Provided records:
════════

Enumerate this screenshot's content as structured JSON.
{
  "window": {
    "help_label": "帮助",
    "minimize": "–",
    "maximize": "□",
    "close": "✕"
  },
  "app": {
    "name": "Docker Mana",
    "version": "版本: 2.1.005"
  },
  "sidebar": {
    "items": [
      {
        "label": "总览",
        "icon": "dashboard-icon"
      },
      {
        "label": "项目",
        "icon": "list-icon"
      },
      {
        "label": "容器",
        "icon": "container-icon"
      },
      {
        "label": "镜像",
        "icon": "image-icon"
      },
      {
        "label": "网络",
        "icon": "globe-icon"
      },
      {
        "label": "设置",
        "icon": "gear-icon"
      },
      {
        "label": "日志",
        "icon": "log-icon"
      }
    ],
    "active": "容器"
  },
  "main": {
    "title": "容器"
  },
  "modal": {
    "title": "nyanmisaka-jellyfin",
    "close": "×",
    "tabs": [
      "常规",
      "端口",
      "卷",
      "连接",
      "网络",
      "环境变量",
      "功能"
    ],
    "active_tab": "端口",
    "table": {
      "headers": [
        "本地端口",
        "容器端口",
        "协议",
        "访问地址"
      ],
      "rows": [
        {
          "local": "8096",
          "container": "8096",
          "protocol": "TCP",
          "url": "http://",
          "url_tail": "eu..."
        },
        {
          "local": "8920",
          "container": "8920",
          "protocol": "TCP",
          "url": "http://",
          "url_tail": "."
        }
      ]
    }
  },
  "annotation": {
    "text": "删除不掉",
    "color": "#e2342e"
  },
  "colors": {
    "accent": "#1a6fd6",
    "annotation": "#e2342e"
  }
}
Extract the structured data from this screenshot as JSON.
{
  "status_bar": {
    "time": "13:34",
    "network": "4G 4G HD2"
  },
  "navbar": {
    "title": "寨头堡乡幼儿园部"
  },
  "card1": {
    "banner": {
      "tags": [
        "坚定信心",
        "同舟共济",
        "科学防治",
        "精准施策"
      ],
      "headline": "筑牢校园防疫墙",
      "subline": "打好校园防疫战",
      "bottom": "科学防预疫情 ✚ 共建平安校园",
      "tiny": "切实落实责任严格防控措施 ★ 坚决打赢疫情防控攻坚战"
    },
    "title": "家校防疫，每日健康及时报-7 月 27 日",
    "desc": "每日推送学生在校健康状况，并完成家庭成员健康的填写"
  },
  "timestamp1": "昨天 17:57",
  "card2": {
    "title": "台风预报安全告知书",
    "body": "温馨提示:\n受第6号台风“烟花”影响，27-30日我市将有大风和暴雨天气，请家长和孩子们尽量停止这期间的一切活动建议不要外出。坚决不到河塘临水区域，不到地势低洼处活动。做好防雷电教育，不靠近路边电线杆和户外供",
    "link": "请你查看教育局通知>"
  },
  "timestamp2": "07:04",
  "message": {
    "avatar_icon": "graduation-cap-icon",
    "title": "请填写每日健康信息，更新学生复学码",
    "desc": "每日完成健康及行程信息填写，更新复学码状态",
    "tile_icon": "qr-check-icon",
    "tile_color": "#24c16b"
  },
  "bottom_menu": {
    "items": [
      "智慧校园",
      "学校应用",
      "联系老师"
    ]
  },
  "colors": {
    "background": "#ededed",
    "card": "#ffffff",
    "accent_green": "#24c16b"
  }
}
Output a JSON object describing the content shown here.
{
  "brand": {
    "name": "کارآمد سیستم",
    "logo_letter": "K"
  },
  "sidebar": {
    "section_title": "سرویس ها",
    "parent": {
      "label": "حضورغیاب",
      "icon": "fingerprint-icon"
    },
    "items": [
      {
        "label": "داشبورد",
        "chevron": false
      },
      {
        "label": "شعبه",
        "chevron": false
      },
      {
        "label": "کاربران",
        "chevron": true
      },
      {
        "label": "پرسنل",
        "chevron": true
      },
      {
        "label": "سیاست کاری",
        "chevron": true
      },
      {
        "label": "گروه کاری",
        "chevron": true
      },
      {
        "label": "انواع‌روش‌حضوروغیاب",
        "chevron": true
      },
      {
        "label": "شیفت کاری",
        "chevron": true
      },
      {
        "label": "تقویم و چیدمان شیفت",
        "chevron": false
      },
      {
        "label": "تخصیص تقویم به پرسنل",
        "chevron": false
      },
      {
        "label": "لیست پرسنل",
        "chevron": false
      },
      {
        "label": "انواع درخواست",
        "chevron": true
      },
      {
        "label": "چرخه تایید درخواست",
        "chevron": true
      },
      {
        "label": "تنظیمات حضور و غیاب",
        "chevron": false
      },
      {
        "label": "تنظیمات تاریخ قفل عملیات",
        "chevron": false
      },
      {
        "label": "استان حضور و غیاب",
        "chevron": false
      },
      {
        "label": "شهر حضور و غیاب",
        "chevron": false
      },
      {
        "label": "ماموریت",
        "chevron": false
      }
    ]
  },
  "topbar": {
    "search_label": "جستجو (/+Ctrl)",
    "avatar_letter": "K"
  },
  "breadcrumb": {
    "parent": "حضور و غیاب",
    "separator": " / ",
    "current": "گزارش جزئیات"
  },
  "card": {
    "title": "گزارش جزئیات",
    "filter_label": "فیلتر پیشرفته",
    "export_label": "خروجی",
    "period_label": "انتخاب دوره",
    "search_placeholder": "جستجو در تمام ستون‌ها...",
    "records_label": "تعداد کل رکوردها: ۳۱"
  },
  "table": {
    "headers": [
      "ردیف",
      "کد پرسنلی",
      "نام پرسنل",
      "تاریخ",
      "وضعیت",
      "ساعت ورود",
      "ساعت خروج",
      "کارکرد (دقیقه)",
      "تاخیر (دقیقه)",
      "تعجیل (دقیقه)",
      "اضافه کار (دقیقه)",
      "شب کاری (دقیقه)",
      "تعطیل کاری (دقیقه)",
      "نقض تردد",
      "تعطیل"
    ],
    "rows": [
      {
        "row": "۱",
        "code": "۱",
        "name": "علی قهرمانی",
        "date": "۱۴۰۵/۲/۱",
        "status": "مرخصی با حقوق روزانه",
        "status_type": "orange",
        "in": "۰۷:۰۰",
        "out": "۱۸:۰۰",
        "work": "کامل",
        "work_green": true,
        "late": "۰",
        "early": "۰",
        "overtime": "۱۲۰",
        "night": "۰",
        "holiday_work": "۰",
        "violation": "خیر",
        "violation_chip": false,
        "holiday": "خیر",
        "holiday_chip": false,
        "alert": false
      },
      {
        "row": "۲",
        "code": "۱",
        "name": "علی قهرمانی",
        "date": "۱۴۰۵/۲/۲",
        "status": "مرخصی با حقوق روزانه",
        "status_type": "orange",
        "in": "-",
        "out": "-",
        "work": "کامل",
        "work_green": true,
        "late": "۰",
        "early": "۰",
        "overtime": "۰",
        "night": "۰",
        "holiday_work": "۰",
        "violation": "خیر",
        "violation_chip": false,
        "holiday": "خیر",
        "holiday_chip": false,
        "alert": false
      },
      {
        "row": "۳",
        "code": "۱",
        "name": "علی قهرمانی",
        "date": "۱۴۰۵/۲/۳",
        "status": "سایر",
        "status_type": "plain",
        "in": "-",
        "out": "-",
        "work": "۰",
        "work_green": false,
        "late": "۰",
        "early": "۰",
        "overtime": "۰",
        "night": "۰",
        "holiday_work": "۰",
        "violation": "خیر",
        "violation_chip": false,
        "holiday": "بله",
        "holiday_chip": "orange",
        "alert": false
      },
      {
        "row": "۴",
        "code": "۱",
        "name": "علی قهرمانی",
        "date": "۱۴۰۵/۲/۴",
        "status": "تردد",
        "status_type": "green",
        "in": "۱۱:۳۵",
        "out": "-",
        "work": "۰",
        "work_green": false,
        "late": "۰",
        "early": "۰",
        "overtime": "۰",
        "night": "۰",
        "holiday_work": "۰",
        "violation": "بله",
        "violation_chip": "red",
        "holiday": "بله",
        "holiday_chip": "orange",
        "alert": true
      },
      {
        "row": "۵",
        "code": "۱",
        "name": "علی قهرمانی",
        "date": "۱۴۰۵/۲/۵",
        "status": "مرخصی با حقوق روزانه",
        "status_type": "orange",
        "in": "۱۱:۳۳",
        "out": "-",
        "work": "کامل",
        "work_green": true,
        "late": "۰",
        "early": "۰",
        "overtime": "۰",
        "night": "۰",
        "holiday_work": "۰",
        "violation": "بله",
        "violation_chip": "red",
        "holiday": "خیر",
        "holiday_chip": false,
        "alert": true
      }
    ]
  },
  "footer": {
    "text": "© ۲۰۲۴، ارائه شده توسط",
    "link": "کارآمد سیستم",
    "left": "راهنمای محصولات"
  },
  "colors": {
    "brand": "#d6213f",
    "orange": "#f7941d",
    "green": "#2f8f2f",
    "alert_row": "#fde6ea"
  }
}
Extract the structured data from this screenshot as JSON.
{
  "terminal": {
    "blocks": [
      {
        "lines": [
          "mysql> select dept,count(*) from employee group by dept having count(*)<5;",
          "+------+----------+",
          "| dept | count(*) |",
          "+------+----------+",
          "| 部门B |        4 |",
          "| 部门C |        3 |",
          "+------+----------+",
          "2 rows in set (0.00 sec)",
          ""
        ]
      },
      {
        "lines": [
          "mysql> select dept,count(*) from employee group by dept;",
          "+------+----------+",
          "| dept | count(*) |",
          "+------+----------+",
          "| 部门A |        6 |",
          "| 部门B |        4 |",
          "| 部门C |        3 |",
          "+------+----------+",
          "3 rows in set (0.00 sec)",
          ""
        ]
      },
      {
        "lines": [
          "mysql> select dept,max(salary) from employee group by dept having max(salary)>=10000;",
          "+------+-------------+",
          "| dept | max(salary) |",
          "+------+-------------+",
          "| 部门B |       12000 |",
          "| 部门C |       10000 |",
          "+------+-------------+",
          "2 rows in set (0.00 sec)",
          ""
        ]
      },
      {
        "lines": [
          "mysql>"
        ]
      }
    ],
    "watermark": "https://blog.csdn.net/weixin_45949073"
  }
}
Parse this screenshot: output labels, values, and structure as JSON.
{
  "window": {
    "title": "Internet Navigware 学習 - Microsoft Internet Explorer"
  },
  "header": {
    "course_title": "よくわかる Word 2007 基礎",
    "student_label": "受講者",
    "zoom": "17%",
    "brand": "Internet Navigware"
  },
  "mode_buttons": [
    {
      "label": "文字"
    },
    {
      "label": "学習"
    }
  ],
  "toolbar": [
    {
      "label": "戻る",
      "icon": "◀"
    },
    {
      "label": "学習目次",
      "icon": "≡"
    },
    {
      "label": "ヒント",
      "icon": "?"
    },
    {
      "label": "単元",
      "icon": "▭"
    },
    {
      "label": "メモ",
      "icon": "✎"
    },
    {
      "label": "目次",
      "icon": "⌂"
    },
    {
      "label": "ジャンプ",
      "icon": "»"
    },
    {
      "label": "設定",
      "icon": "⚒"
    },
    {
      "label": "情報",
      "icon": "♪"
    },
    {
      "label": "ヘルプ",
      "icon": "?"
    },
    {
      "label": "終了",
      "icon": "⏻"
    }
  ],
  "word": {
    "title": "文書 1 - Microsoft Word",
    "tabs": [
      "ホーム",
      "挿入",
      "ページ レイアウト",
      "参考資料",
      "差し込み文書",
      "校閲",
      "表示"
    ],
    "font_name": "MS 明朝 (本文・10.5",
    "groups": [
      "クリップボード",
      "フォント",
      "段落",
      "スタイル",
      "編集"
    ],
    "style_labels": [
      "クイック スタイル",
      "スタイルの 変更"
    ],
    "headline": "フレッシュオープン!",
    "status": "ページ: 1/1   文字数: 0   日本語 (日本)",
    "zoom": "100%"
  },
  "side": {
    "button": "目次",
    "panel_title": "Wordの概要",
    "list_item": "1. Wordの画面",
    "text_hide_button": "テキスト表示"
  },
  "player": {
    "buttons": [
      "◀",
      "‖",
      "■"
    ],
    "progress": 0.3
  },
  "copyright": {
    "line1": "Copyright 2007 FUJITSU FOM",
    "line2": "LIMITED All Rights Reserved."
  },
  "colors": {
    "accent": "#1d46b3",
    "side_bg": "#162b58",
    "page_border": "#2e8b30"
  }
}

════════

Exercise objective:
Pick out every line above that contains the word "تقویم" and copy it.

Complete response:
        "label": "تقویم و چیدمان شیفت",
        "label": "تخصیص تقویم به پرسنل",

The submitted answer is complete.